(Data records)
────────────────────

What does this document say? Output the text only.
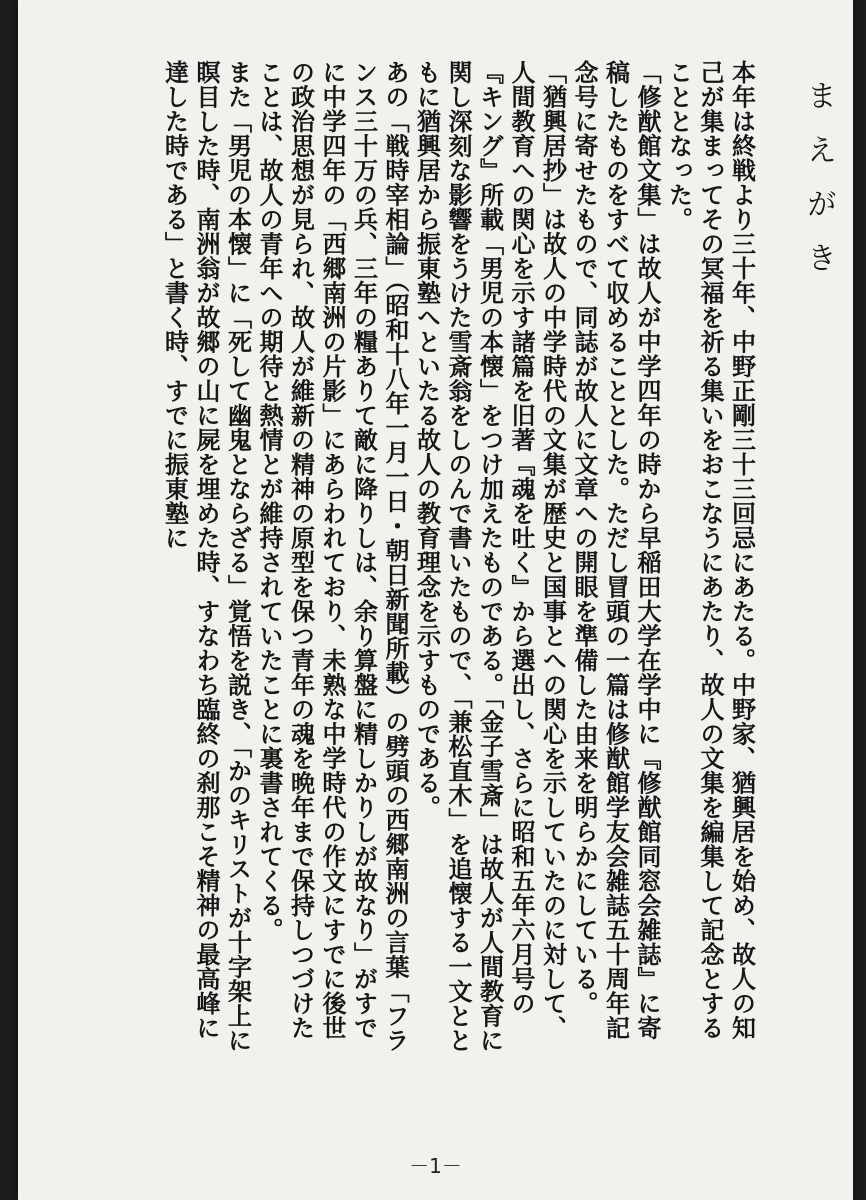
まえがき

本年は終戦より三十年、中野正剛三十三回忌にあたる。中野家、猶興居を始め、故人の知己が集まってその冥福を祈る集いをおこなうにあたり、故人の文集を編集して記念とすることとなった。

「修猷館文集」は故人が中学四年の時から早稲田大学在学中に『修猷館同窓会雑誌』に寄稿したものをすべて収めることとした。ただし冒頭の一篇は修猷館学友会雑誌五十周年記念号に寄せたもので、同誌が故人に文章への開眼を準備した由来を明らかにしている。

「猶興居抄」は故人の中学時代の文集が歴史と国事とへの関心を示していたのに対して、人間教育への関心を示す諸篇を旧著『魂を吐く』から選出し、さらに昭和五年六月号の『キング』所載「男児の本懐」をつけ加えたものである。「金子雪斎」は故人が人間教育に関し深刻な影響をうけた雪斎翁をしのんで書いたもので、「兼松直木」を追懐する一文とともに猶興居から振東塾へといたる故人の教育理念を示すものである。

あの「戦時宰相論」（昭和十八年一月一日・朝日新聞所載）の劈頭の西郷南洲の言葉「フランス三十万の兵、三年の糧ありて敵に降りしは、余り算盤に精しかりしが故なり」がすでに中学四年の「西郷南洲の片影」にあらわれており、未熟な中学時代の作文にすでに後世の政治思想が見られ、故人が維新の精神の原型を保つ青年の魂を晩年まで保持しつづけたことは、故人の青年への期待と熱情とが維持されていたことに裏書されてくる。

また「男児の本懐」に「死して幽鬼とならざる」覚悟を説き、「かのキリストが十字架上に瞑目した時、南洲翁が故郷の山に屍を埋めた時、すなわち臨終の刹那こそ精神の最高峰に達した時である」と書く時、すでに振東塾に

－1－
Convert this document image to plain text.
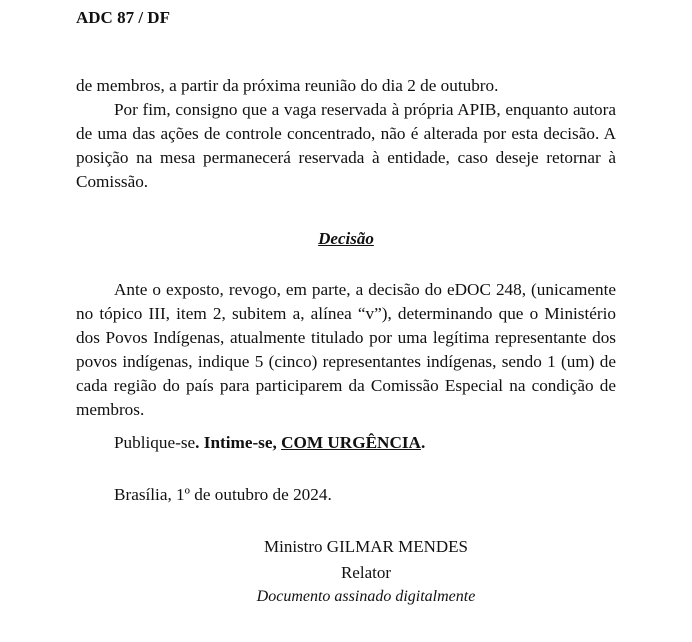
ADC 87 / DF
de membros, a partir da próxima reunião do dia 2 de outubro.
Por fim, consigno que a vaga reservada à própria APIB, enquanto autora de uma das ações de controle concentrado, não é alterada por esta decisão. A posição na mesa permanecerá reservada à entidade, caso deseje retornar à Comissão.
Decisão
Ante o exposto, revogo, em parte, a decisão do eDOC 248, (unicamente no tópico III, item 2, subitem a, alínea “v”), determinando que o Ministério dos Povos Indígenas, atualmente titulado por uma legítima representante dos povos indígenas, indique 5 (cinco) representantes indígenas, sendo 1 (um) de cada região do país para participarem da Comissão Especial na condição de membros.
Publique-se. Intime-se, COM URGÊNCIA.
Brasília, 1º de outubro de 2024.
Ministro GILMAR MENDES
Relator
Documento assinado digitalmente
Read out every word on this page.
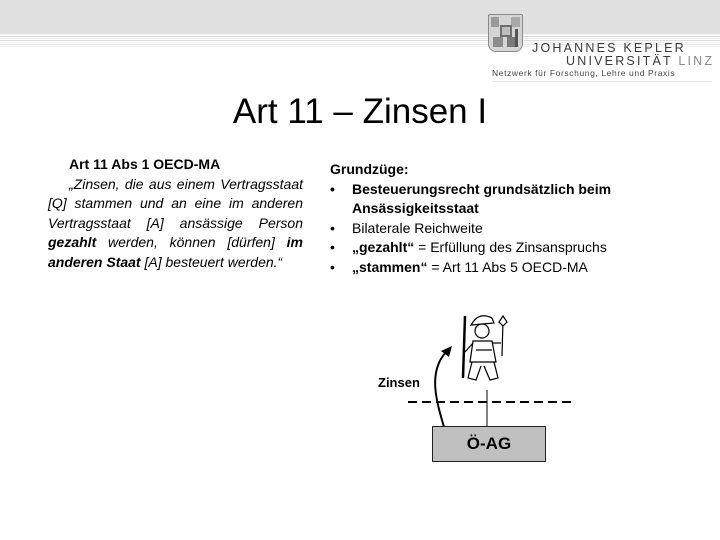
JOHANNES KEPLER
UNIVERSITÄT LINZ
Netzwerk für Forschung, Lehre und Praxis
Art 11 – Zinsen I
Art 11 Abs 1 OECD-MA
„Zinsen, die aus einem Vertragsstaat [Q] stammen und an eine im anderen Vertragsstaat [A] ansässige Person gezahlt werden, können [dürfen] im anderen Staat [A] besteuert werden.“
Grundzüge:
• Besteuerungsrecht grundsätzlich beim Ansässigkeitsstaat
• Bilaterale Reichweite
• „gezahlt“ = Erfüllung des Zinsanspruchs
• „stammen“ = Art 11 Abs 5 OECD-MA
Zinsen
Ö-AG
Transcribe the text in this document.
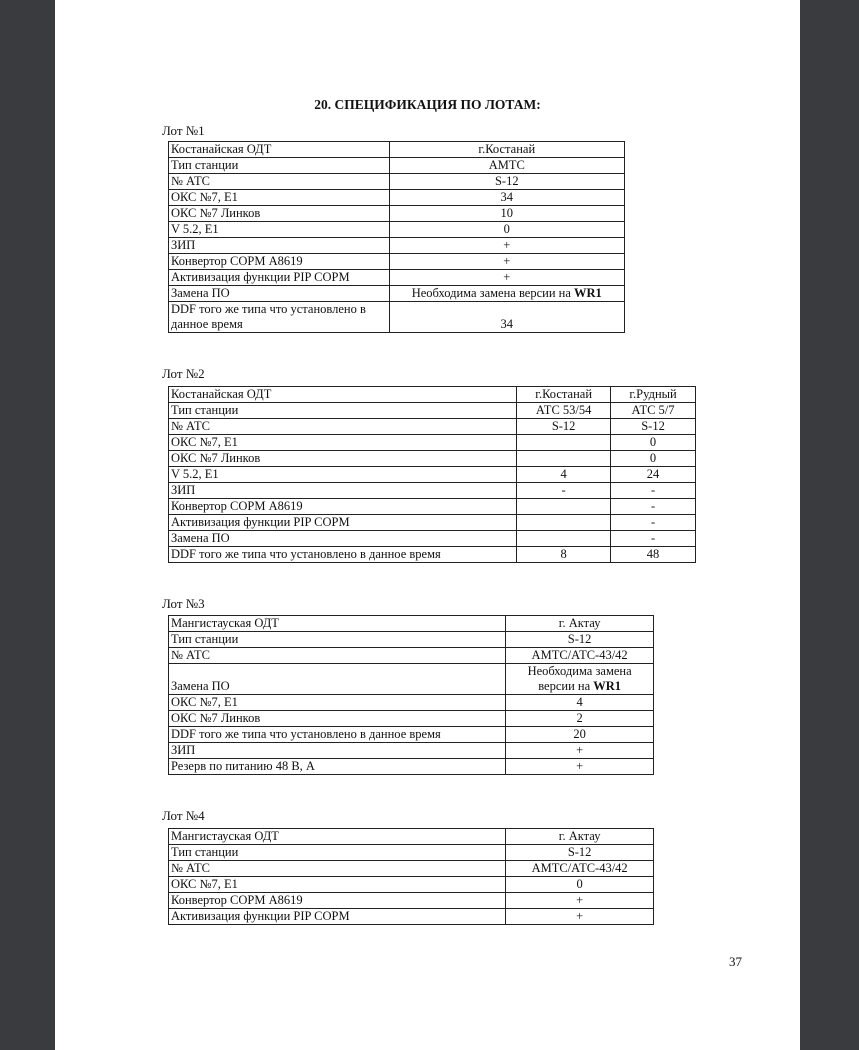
20. СПЕЦИФИКАЦИЯ ПО ЛОТАМ:
Лот №1
Костанайская ОДТ	г.Костанай
Тип станции	АМТС
№ АТС	S-12
ОКС №7, E1	34
ОКС №7 Линков	10
V 5.2, E1	0
ЗИП	+
Конвертор СОРМ А8619	+
Активизация функции PIP СОРМ	+
Замена ПО	Необходима замена версии на WR1
DDF того же типа что установлено в данное время	34
Лот №2
Костанайская ОДТ	г.Костанай	г.Рудный
Тип станции	АТС 53/54	АТС 5/7
№ АТС	S-12	S-12
ОКС №7, E1		0
ОКС №7 Линков		0
V 5.2, E1	4	24
ЗИП	-	-
Конвертор СОРМ А8619		-
Активизация функции PIP СОРМ		-
Замена ПО		-
DDF того же типа что установлено в данное время	8	48
Лот №3
Мангистауская ОДТ	г. Актау
Тип станции	S-12
№ АТС	АМТС/АТС-43/42
Замена ПО	Необходима замена версии на WR1
ОКС №7, E1	4
ОКС №7 Линков	2
DDF того же типа что установлено в данное время	20
ЗИП	+
Резерв по питанию 48 В, А	+
Лот №4
Мангистауская ОДТ	г. Актау
Тип станции	S-12
№ АТС	АМТС/АТС-43/42
ОКС №7, E1	0
Конвертор СОРМ А8619	+
Активизация функции PIP СОРМ	+
37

────────────────────

Begin with the line that contains "Read out every word on this page." and copy every line through the end of the listing, exactly as written, both ends included. Pictures are not part of the copy.

Read out every word on this page.
JOHANNES KEPLER
UNIVERSITÄT LINZ
Netzwerk für Forschung, Lehre und Praxis
Art 11 – Zinsen I
Art 11 Abs 1 OECD-MA
„Zinsen, die aus einem Vertragsstaat [Q] stammen und an eine im anderen Vertragsstaat [A] ansässige Person gezahlt werden, können [dürfen] im anderen Staat [A] besteuert werden.“
Grundzüge:
• Besteuerungsrecht grundsätzlich beim Ansässigkeitsstaat
• Bilaterale Reichweite
• „gezahlt“ = Erfüllung des Zinsanspruchs
• „stammen“ = Art 11 Abs 5 OECD-MA
Zinsen
Ö-AG
Transcribe the text in this document.
20. СПЕЦИФИКАЦИЯ ПО ЛОТАМ:
Лот №1
Костанайская ОДТ	г.Костанай
Тип станции	АМТС
№ АТС	S-12
ОКС №7, E1	34
ОКС №7 Линков	10
V 5.2, E1	0
ЗИП	+
Конвертор СОРМ А8619	+
Активизация функции PIP СОРМ	+
Замена ПО	Необходима замена версии на WR1
DDF того же типа что установлено в данное время	34
Лот №2
Костанайская ОДТ	г.Костанай	г.Рудный
Тип станции	АТС 53/54	АТС 5/7
№ АТС	S-12	S-12
ОКС №7, E1		0
ОКС №7 Линков		0
V 5.2, E1	4	24
ЗИП	-	-
Конвертор СОРМ А8619		-
Активизация функции PIP СОРМ		-
Замена ПО		-
DDF того же типа что установлено в данное время	8	48
Лот №3
Мангистауская ОДТ	г. Актау
Тип станции	S-12
№ АТС	АМТС/АТС-43/42
Замена ПО	Необходима замена версии на WR1
ОКС №7, E1	4
ОКС №7 Линков	2
DDF того же типа что установлено в данное время	20
ЗИП	+
Резерв по питанию 48 В, А	+
Лот №4
Мангистауская ОДТ	г. Актау
Тип станции	S-12
№ АТС	АМТС/АТС-43/42
ОКС №7, E1	0
Конвертор СОРМ А8619	+
Активизация функции PIP СОРМ	+
37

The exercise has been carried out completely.